*EXERCISE DIRECTIONS*
Give the data below again exactly as written, without its pictures.

*DATA FOR THIS TASK*
┌──

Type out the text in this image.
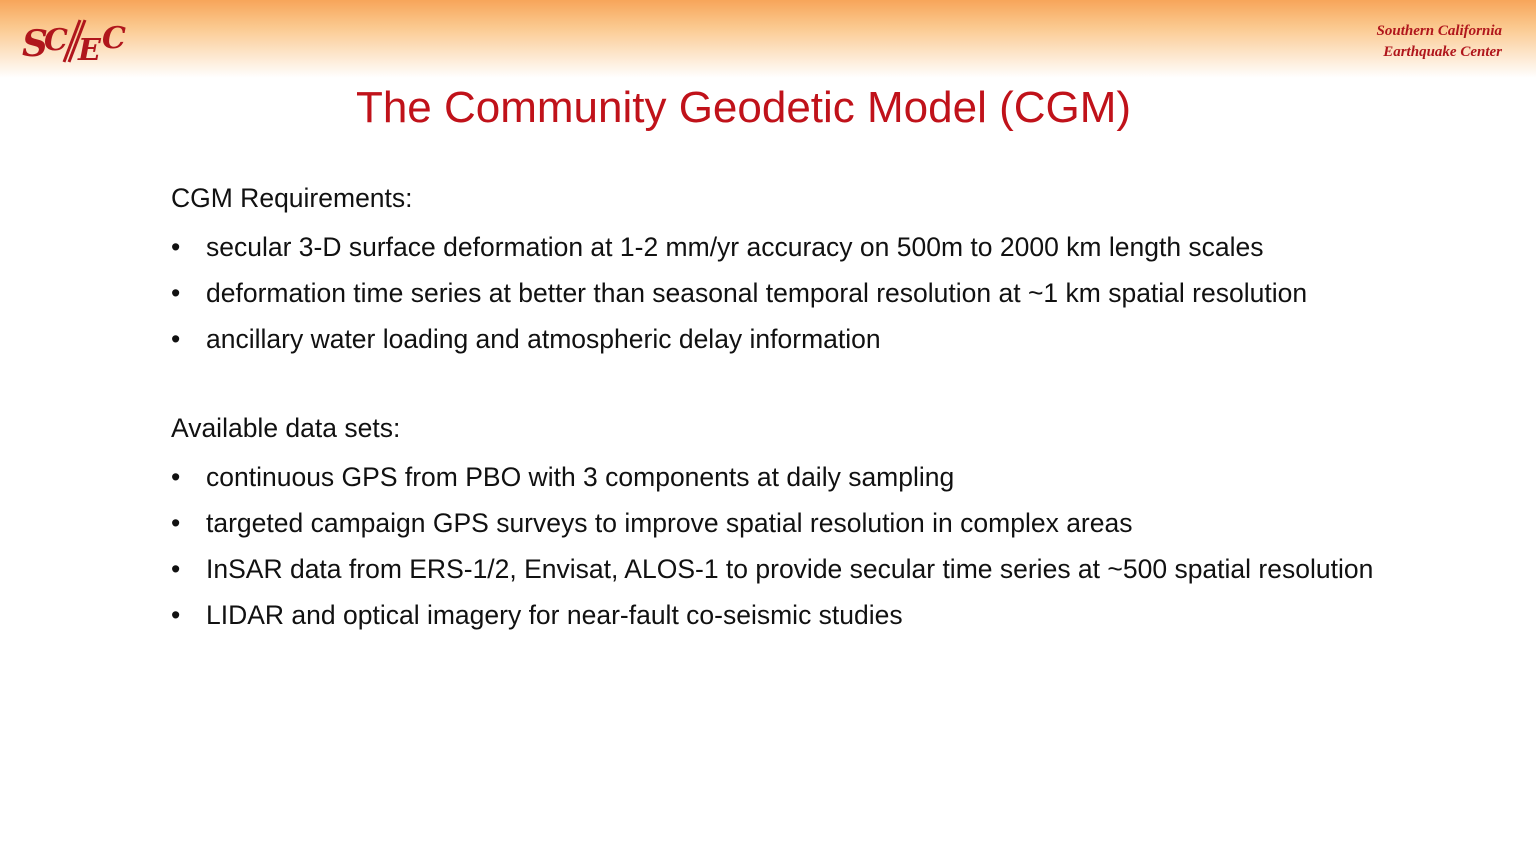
S
C E C	Southern California
Earthquake Center
The Community Geodetic Model (CGM)
CGM Requirements:
• secular 3-D surface deformation at 1-2 mm/yr accuracy on 500m to 2000 km length scales
• deformation time series at better than seasonal temporal resolution at ~1 km spatial resolution
• ancillary water loading and atmospheric delay information
Available data sets:
• continuous GPS from PBO with 3 components at daily sampling
• targeted campaign GPS surveys to improve spatial resolution in complex areas
• InSAR data from ERS-1/2, Envisat, ALOS-1 to provide secular time series at ~500 spatial resolution
• LIDAR and optical imagery for near-fault co-seismic studies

└──

*COMPLETE OUTPUT*
Type out the text in this image.
S
C E C	Southern California
Earthquake Center
The Community Geodetic Model (CGM)
CGM Requirements:
• secular 3-D surface deformation at 1-2 mm/yr accuracy on 500m to 2000 km length scales
• deformation time series at better than seasonal temporal resolution at ~1 km spatial resolution
• ancillary water loading and atmospheric delay information
Available data sets:
• continuous GPS from PBO with 3 components at daily sampling
• targeted campaign GPS surveys to improve spatial resolution in complex areas
• InSAR data from ERS-1/2, Envisat, ALOS-1 to provide secular time series at ~500 spatial resolution
• LIDAR and optical imagery for near-fault co-seismic studies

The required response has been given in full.